EXERCISE OBJECTIVE: Restate the records below word for word, and omit the images they hold.
-------- AVAILABLE DATA
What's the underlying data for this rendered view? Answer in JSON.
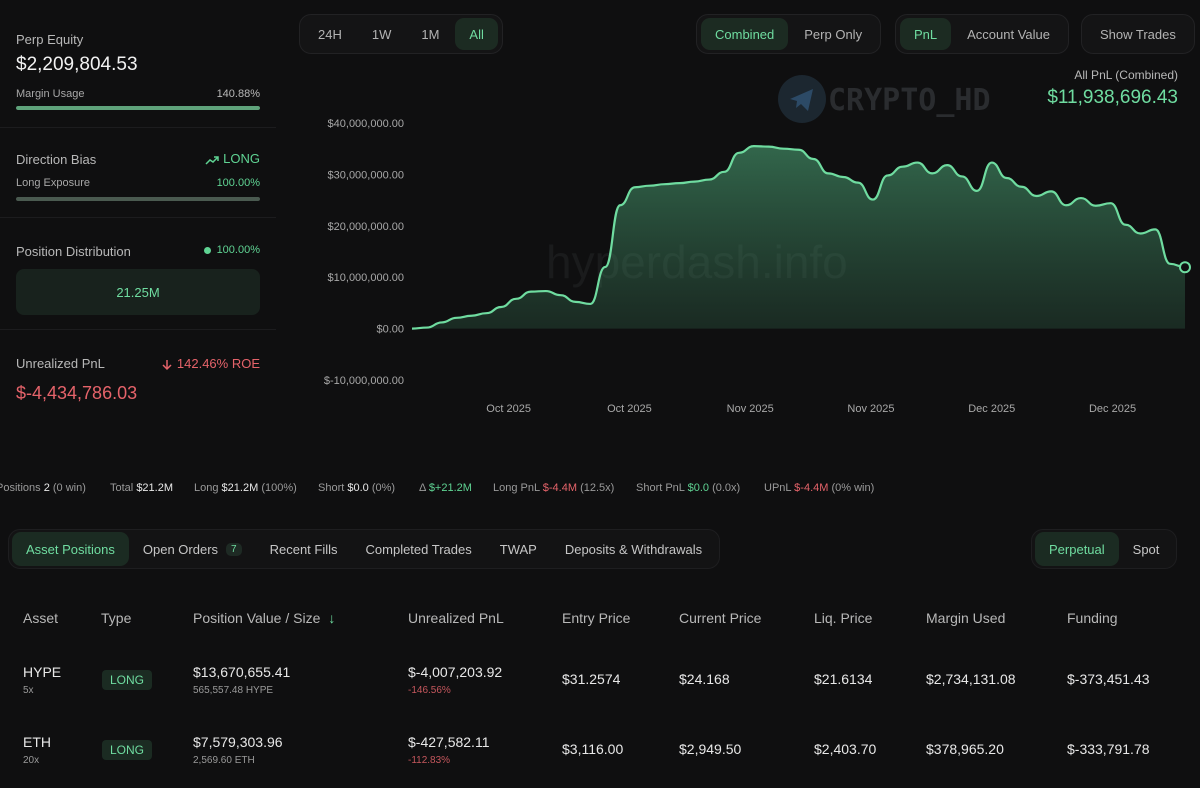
{
  "left_panel": {
    "perp_equity": {
      "label": "Perp Equity",
      "value": "$2,209,804.53"
    },
    "margin_usage": {
      "label": "Margin Usage",
      "value": "140.88%",
      "fill": 1.0
    },
    "direction_bias": {
      "label": "Direction Bias",
      "value": "LONG",
      "icon": "trend-up-icon"
    },
    "long_exposure": {
      "label": "Long Exposure",
      "value": "100.00%",
      "fill": 1.0
    },
    "position_distribution": {
      "label": "Position Distribution",
      "value": "100.00%",
      "box_value": "21.25M"
    },
    "unrealized_pnl": {
      "label": "Unrealized PnL",
      "roe": "142.46% ROE",
      "value": "$-4,434,786.03",
      "icon": "arrow-down-icon"
    }
  },
  "time_range": {
    "options": [
      "24H",
      "1W",
      "1M",
      "All"
    ],
    "selected": "All"
  },
  "view_mode": {
    "options": [
      "Combined",
      "Perp Only"
    ],
    "selected": "Combined"
  },
  "metric": {
    "options": [
      "PnL",
      "Account Value"
    ],
    "selected": "PnL"
  },
  "show_trades_label": "Show Trades",
  "watermark": {
    "brand": "CRYPTO_HD",
    "site": "hyperdash.info"
  },
  "pnl_header": {
    "label": "All PnL (Combined)",
    "value": "$11,938,696.43"
  },
  "chart_data": {
    "type": "area",
    "title": "",
    "xlabel": "",
    "ylabel": "",
    "y_ticks": [
      "$40,000,000.00",
      "$30,000,000.00",
      "$20,000,000.00",
      "$10,000,000.00",
      "$0.00",
      "$-10,000,000.00"
    ],
    "x_ticks": [
      "Oct 2025",
      "Oct 2025",
      "Nov 2025",
      "Nov 2025",
      "Dec 2025",
      "Dec 2025"
    ],
    "ylim": [
      -10000000,
      40000000
    ],
    "colors": {
      "line": "#6fdca0",
      "fill": "#5fd393"
    },
    "series": [
      {
        "values": [
          0,
          200000,
          1200000,
          2100000,
          2500000,
          3000000,
          4200000,
          5800000,
          7200000,
          7300000,
          6500000,
          5200000,
          4800000,
          12000000,
          24000000,
          27500000,
          27800000,
          28100000,
          28300000,
          28600000,
          29000000,
          30500000,
          34200000,
          35500000,
          35400000,
          35000000,
          34800000,
          33000000,
          30200000,
          29500000,
          28400000,
          25100000,
          29800000,
          31500000,
          32300000,
          30200000,
          31800000,
          29600000,
          26800000,
          32300000,
          29300000,
          27600000,
          25800000,
          26700000,
          24000000,
          25400000,
          23900000,
          24400000,
          20200000,
          18500000,
          19300000,
          12600000,
          11938696
        ]
      }
    ]
  },
  "summary": {
    "positions": {
      "label": "Positions",
      "value": "2",
      "note": "(0 win)"
    },
    "total": {
      "label": "Total",
      "value": "$21.2M"
    },
    "long": {
      "label": "Long",
      "value": "$21.2M",
      "note": "(100%)"
    },
    "short": {
      "label": "Short",
      "value": "$0.0",
      "note": "(0%)"
    },
    "delta": {
      "label": "Δ",
      "value": "$+21.2M"
    },
    "long_pnl": {
      "label": "Long PnL",
      "value": "$-4.4M",
      "note": "(12.5x)"
    },
    "short_pnl": {
      "label": "Short PnL",
      "value": "$0.0",
      "note": "(0.0x)"
    },
    "upnl": {
      "label": "UPnL",
      "value": "$-4.4M",
      "note": "(0% win)"
    }
  },
  "tabs": {
    "items": [
      "Asset Positions",
      "Open Orders",
      "Recent Fills",
      "Completed Trades",
      "TWAP",
      "Deposits & Withdrawals"
    ],
    "open_orders_badge": "7",
    "selected": "Asset Positions"
  },
  "market_type": {
    "options": [
      "Perpetual",
      "Spot"
    ],
    "selected": "Perpetual"
  },
  "table": {
    "headers": [
      "Asset",
      "Type",
      "Position Value / Size",
      "Unrealized PnL",
      "Entry Price",
      "Current Price",
      "Liq. Price",
      "Margin Used",
      "Funding"
    ],
    "sort_icon": "arrow-down-icon",
    "rows": [
      {
        "asset": "HYPE",
        "leverage": "5x",
        "type": "LONG",
        "value": "$13,670,655.41",
        "size": "565,557.48 HYPE",
        "upnl": "$-4,007,203.92",
        "upnl_pct": "-146.56%",
        "entry": "$31.2574",
        "current": "$24.168",
        "liq": "$21.6134",
        "margin": "$2,734,131.08",
        "funding": "$-373,451.43"
      },
      {
        "asset": "ETH",
        "leverage": "20x",
        "type": "LONG",
        "value": "$7,579,303.96",
        "size": "2,569.60 ETH",
        "upnl": "$-427,582.11",
        "upnl_pct": "-112.83%",
        "entry": "$3,116.00",
        "current": "$2,949.50",
        "liq": "$2,403.70",
        "margin": "$378,965.20",
        "funding": "$-333,791.78"
      }
    ]
  }
}
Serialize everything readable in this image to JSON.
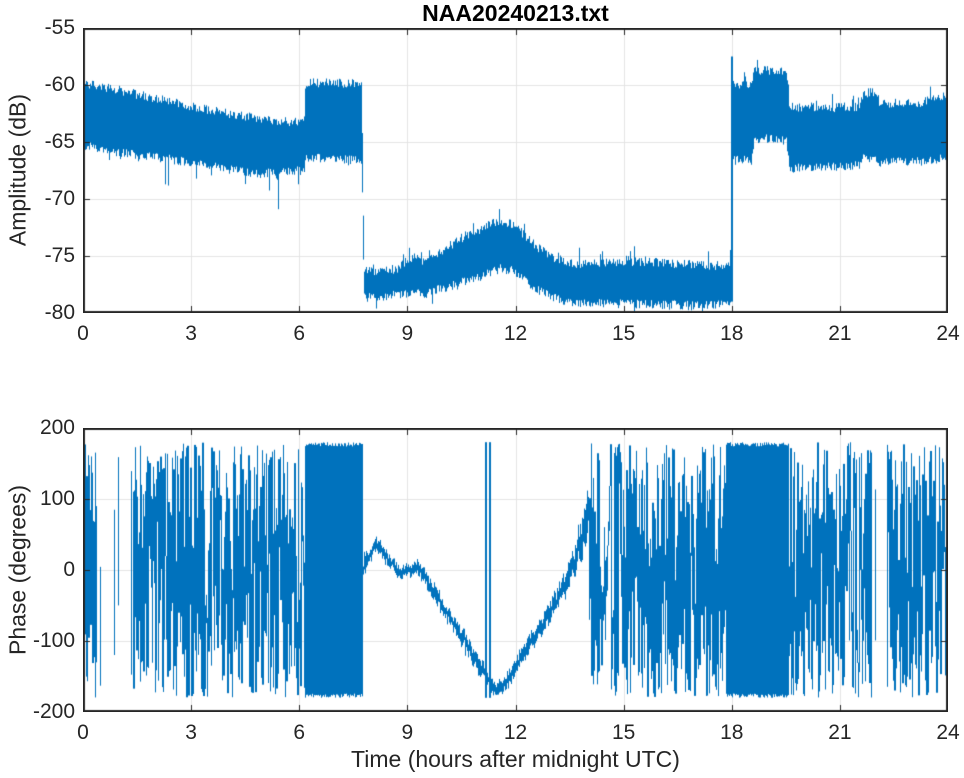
----------------
WRITTEN ANSWER:
What's the underlying data for this rendered view? Answer in JSON.
{
  "left_panel": {
    "perp_equity": {
      "label": "Perp Equity",
      "value": "$2,209,804.53"
    },
    "margin_usage": {
      "label": "Margin Usage",
      "value": "140.88%",
      "fill": 1.0
    },
    "direction_bias": {
      "label": "Direction Bias",
      "value": "LONG",
      "icon": "trend-up-icon"
    },
    "long_exposure": {
      "label": "Long Exposure",
      "value": "100.00%",
      "fill": 1.0
    },
    "position_distribution": {
      "label": "Position Distribution",
      "value": "100.00%",
      "box_value": "21.25M"
    },
    "unrealized_pnl": {
      "label": "Unrealized PnL",
      "roe": "142.46% ROE",
      "value": "$-4,434,786.03",
      "icon": "arrow-down-icon"
    }
  },
  "time_range": {
    "options": [
      "24H",
      "1W",
      "1M",
      "All"
    ],
    "selected": "All"
  },
  "view_mode": {
    "options": [
      "Combined",
      "Perp Only"
    ],
    "selected": "Combined"
  },
  "metric": {
    "options": [
      "PnL",
      "Account Value"
    ],
    "selected": "PnL"
  },
  "show_trades_label": "Show Trades",
  "watermark": {
    "brand": "CRYPTO_HD",
    "site": "hyperdash.info"
  },
  "pnl_header": {
    "label": "All PnL (Combined)",
    "value": "$11,938,696.43"
  },
  "chart_data": {
    "type": "area",
    "title": "",
    "xlabel": "",
    "ylabel": "",
    "y_ticks": [
      "$40,000,000.00",
      "$30,000,000.00",
      "$20,000,000.00",
      "$10,000,000.00",
      "$0.00",
      "$-10,000,000.00"
    ],
    "x_ticks": [
      "Oct 2025",
      "Oct 2025",
      "Nov 2025",
      "Nov 2025",
      "Dec 2025",
      "Dec 2025"
    ],
    "ylim": [
      -10000000,
      40000000
    ],
    "colors": {
      "line": "#6fdca0",
      "fill": "#5fd393"
    },
    "series": [
      {
        "values": [
          0,
          200000,
          1200000,
          2100000,
          2500000,
          3000000,
          4200000,
          5800000,
          7200000,
          7300000,
          6500000,
          5200000,
          4800000,
          12000000,
          24000000,
          27500000,
          27800000,
          28100000,
          28300000,
          28600000,
          29000000,
          30500000,
          34200000,
          35500000,
          35400000,
          35000000,
          34800000,
          33000000,
          30200000,
          29500000,
          28400000,
          25100000,
          29800000,
          31500000,
          32300000,
          30200000,
          31800000,
          29600000,
          26800000,
          32300000,
          29300000,
          27600000,
          25800000,
          26700000,
          24000000,
          25400000,
          23900000,
          24400000,
          20200000,
          18500000,
          19300000,
          12600000,
          11938696
        ]
      }
    ]
  },
  "summary": {
    "positions": {
      "label": "Positions",
      "value": "2",
      "note": "(0 win)"
    },
    "total": {
      "label": "Total",
      "value": "$21.2M"
    },
    "long": {
      "label": "Long",
      "value": "$21.2M",
      "note": "(100%)"
    },
    "short": {
      "label": "Short",
      "value": "$0.0",
      "note": "(0%)"
    },
    "delta": {
      "label": "Δ",
      "value": "$+21.2M"
    },
    "long_pnl": {
      "label": "Long PnL",
      "value": "$-4.4M",
      "note": "(12.5x)"
    },
    "short_pnl": {
      "label": "Short PnL",
      "value": "$0.0",
      "note": "(0.0x)"
    },
    "upnl": {
      "label": "UPnL",
      "value": "$-4.4M",
      "note": "(0% win)"
    }
  },
  "tabs": {
    "items": [
      "Asset Positions",
      "Open Orders",
      "Recent Fills",
      "Completed Trades",
      "TWAP",
      "Deposits & Withdrawals"
    ],
    "open_orders_badge": "7",
    "selected": "Asset Positions"
  },
  "market_type": {
    "options": [
      "Perpetual",
      "Spot"
    ],
    "selected": "Perpetual"
  },
  "table": {
    "headers": [
      "Asset",
      "Type",
      "Position Value / Size",
      "Unrealized PnL",
      "Entry Price",
      "Current Price",
      "Liq. Price",
      "Margin Used",
      "Funding"
    ],
    "sort_icon": "arrow-down-icon",
    "rows": [
      {
        "asset": "HYPE",
        "leverage": "5x",
        "type": "LONG",
        "value": "$13,670,655.41",
        "size": "565,557.48 HYPE",
        "upnl": "$-4,007,203.92",
        "upnl_pct": "-146.56%",
        "entry": "$31.2574",
        "current": "$24.168",
        "liq": "$21.6134",
        "margin": "$2,734,131.08",
        "funding": "$-373,451.43"
      },
      {
        "asset": "ETH",
        "leverage": "20x",
        "type": "LONG",
        "value": "$7,579,303.96",
        "size": "2,569.60 ETH",
        "upnl": "$-427,582.11",
        "upnl_pct": "-112.83%",
        "entry": "$3,116.00",
        "current": "$2,949.50",
        "liq": "$2,403.70",
        "margin": "$378,965.20",
        "funding": "$-333,791.78"
      }
    ]
  }
}
Serialize everything readable in this image to JSON.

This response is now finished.